--- start RECORDS SUPPLIED ---

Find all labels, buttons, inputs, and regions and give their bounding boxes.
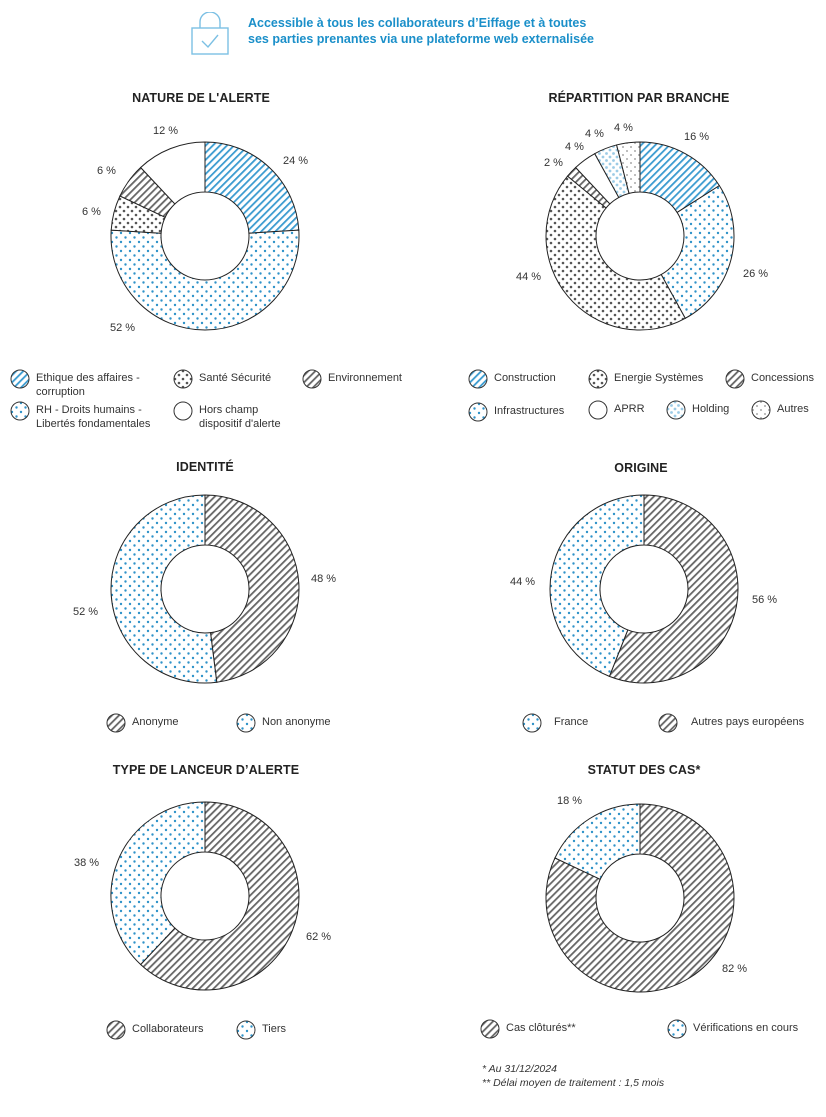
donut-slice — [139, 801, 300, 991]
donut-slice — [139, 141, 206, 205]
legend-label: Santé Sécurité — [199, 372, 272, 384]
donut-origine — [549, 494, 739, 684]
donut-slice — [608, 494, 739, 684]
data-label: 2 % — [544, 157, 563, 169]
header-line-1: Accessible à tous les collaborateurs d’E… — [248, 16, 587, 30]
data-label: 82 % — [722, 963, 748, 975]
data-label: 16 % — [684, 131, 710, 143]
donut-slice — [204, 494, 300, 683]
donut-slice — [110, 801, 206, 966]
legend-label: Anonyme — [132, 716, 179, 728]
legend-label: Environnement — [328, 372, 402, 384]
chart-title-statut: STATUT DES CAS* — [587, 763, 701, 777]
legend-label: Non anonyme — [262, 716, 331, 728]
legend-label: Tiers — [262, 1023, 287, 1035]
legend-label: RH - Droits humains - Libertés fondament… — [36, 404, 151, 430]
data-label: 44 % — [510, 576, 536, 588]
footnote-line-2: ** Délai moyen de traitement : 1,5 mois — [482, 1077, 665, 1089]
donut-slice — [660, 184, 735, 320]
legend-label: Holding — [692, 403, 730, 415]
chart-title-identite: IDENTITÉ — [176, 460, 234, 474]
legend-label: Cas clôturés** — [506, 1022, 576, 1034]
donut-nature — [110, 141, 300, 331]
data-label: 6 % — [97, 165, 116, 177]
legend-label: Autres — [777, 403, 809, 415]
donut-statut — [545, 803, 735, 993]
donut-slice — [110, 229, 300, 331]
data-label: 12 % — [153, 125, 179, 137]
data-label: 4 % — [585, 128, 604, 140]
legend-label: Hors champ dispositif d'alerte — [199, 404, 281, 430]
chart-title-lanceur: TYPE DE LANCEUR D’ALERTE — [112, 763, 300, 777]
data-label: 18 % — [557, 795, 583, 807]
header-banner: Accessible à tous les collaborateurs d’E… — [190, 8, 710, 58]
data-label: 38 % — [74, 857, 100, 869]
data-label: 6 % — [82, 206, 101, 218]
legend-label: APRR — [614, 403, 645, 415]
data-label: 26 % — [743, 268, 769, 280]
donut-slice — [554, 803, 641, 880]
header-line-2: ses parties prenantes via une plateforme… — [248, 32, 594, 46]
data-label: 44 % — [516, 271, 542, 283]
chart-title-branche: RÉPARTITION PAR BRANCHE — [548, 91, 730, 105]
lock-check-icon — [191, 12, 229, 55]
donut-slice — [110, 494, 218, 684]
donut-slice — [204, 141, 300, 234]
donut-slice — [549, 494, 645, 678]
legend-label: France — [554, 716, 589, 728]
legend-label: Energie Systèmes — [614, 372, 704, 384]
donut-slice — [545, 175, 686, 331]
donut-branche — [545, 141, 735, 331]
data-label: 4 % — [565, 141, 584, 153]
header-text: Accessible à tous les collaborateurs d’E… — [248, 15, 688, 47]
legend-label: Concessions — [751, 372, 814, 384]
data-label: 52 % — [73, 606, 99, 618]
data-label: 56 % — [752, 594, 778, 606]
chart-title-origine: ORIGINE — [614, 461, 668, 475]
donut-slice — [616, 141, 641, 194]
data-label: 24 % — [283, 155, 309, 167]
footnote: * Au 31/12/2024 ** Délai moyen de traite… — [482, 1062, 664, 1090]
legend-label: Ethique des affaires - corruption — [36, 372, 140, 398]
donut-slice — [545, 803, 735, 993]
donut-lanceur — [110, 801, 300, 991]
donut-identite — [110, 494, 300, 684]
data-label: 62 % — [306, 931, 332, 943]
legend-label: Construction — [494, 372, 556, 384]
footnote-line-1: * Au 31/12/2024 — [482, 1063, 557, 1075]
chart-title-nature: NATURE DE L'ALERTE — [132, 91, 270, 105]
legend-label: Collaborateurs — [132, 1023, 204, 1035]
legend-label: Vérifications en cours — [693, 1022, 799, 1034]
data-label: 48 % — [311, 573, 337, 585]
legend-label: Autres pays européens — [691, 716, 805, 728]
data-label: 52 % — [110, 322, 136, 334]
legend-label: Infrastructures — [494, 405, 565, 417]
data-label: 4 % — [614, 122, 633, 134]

--- end RECORDS SUPPLIED ---

WHAT YOU WILL DO
Put every line of the records above into a JSON list of strings, one string per line, with blank lines dropped and the picture lines left out.

OUTPUT FOR THIS EXERCISE
[
  "Find all labels, buttons, inputs, and regions and give their bounding boxes.",
  "donut-slice — [139, 801, 300, 991]",
  "donut-slice — [139, 141, 206, 205]",
  "legend-label: Santé Sécurité — [199, 372, 272, 384]",
  "donut-origine — [549, 494, 739, 684]",
  "donut-slice — [608, 494, 739, 684]",
  "data-label: 2 % — [544, 157, 563, 169]",
  "header-line-1: Accessible à tous les collaborateurs d’E… — [248, 16, 587, 30]",
  "data-label: 82 % — [722, 963, 748, 975]",
  "data-label: 16 % — [684, 131, 710, 143]",
  "donut-slice — [204, 494, 300, 683]",
  "donut-slice — [110, 801, 206, 966]",
  "legend-label: Anonyme — [132, 716, 179, 728]",
  "legend-label: Environnement — [328, 372, 402, 384]",
  "chart-title-statut: STATUT DES CAS* — [587, 763, 701, 777]",
  "legend-label: Non anonyme — [262, 716, 331, 728]",
  "legend-label: Tiers — [262, 1023, 287, 1035]",
  "legend-label: RH - Droits humains - Libertés fondament… — [36, 404, 151, 430]",
  "data-label: 44 % — [510, 576, 536, 588]",
  "footnote-line-2: ** Délai moyen de traitement : 1,5 mois — [482, 1077, 665, 1089]",
  "donut-slice — [660, 184, 735, 320]",
  "legend-label: Holding — [692, 403, 730, 415]",
  "chart-title-identite: IDENTITÉ — [176, 460, 234, 474]",
  "legend-label: Cas clôturés** — [506, 1022, 576, 1034]",
  "donut-nature — [110, 141, 300, 331]",
  "data-label: 6 % — [97, 165, 116, 177]",
  "legend-label: Autres — [777, 403, 809, 415]",
  "donut-statut — [545, 803, 735, 993]",
  "donut-slice — [110, 229, 300, 331]",
  "data-label: 12 % — [153, 125, 179, 137]",
  "data-label: 4 % — [585, 128, 604, 140]",
  "legend-label: Hors champ dispositif d'alerte — [199, 404, 281, 430]",
  "chart-title-lanceur: TYPE DE LANCEUR D’ALERTE — [112, 763, 300, 777]",
  "data-label: 18 % — [557, 795, 583, 807]",
  "header-banner: Accessible à tous les collaborateurs d’E… — [190, 8, 710, 58]",
  "data-label: 38 % — [74, 857, 100, 869]",
  "data-label: 6 % — [82, 206, 101, 218]",
  "legend-label: APRR — [614, 403, 645, 415]",
  "data-label: 26 % — [743, 268, 769, 280]",
  "donut-slice — [554, 803, 641, 880]",
  "header-line-2: ses parties prenantes via une plateforme… — [248, 32, 594, 46]",
  "data-label: 44 % — [516, 271, 542, 283]",
  "chart-title-branche: RÉPARTITION PAR BRANCHE — [548, 91, 730, 105]",
  "lock-check-icon — [191, 12, 229, 55]",
  "donut-slice — [110, 494, 218, 684]",
  "donut-slice — [204, 141, 300, 234]",
  "donut-slice — [549, 494, 645, 678]",
  "legend-label: France — [554, 716, 589, 728]",
  "legend-label: Energie Systèmes — [614, 372, 704, 384]",
  "donut-slice — [545, 175, 686, 331]",
  "donut-branche — [545, 141, 735, 331]",
  "data-label: 4 % — [565, 141, 584, 153]",
  "header-text: Accessible à tous les collaborateurs d’E… — [248, 15, 688, 47]",
  "legend-label: Concessions — [751, 372, 814, 384]",
  "data-label: 52 % — [73, 606, 99, 618]",
  "data-label: 56 % — [752, 594, 778, 606]",
  "chart-title-origine: ORIGINE — [614, 461, 668, 475]",
  "donut-slice — [616, 141, 641, 194]",
  "data-label: 24 % — [283, 155, 309, 167]",
  "footnote: * Au 31/12/2024 ** Délai moyen de traite… — [482, 1062, 664, 1090]",
  "legend-label: Ethique des affaires - corruption — [36, 372, 140, 398]",
  "donut-slice — [545, 803, 735, 993]",
  "donut-lanceur — [110, 801, 300, 991]",
  "donut-identite — [110, 494, 300, 684]",
  "data-label: 62 % — [306, 931, 332, 943]",
  "legend-label: Construction — [494, 372, 556, 384]",
  "footnote-line-1: * Au 31/12/2024 — [482, 1063, 557, 1075]",
  "chart-title-nature: NATURE DE L'ALERTE — [132, 91, 270, 105]",
  "legend-label: Collaborateurs — [132, 1023, 204, 1035]",
  "legend-label: Vérifications en cours — [693, 1022, 799, 1034]",
  "data-label: 48 % — [311, 573, 337, 585]",
  "legend-label: Autres pays européens — [691, 716, 805, 728]",
  "data-label: 52 % — [110, 322, 136, 334]",
  "legend-label: Infrastructures — [494, 405, 565, 417]",
  "data-label: 4 % — [614, 122, 633, 134]"
]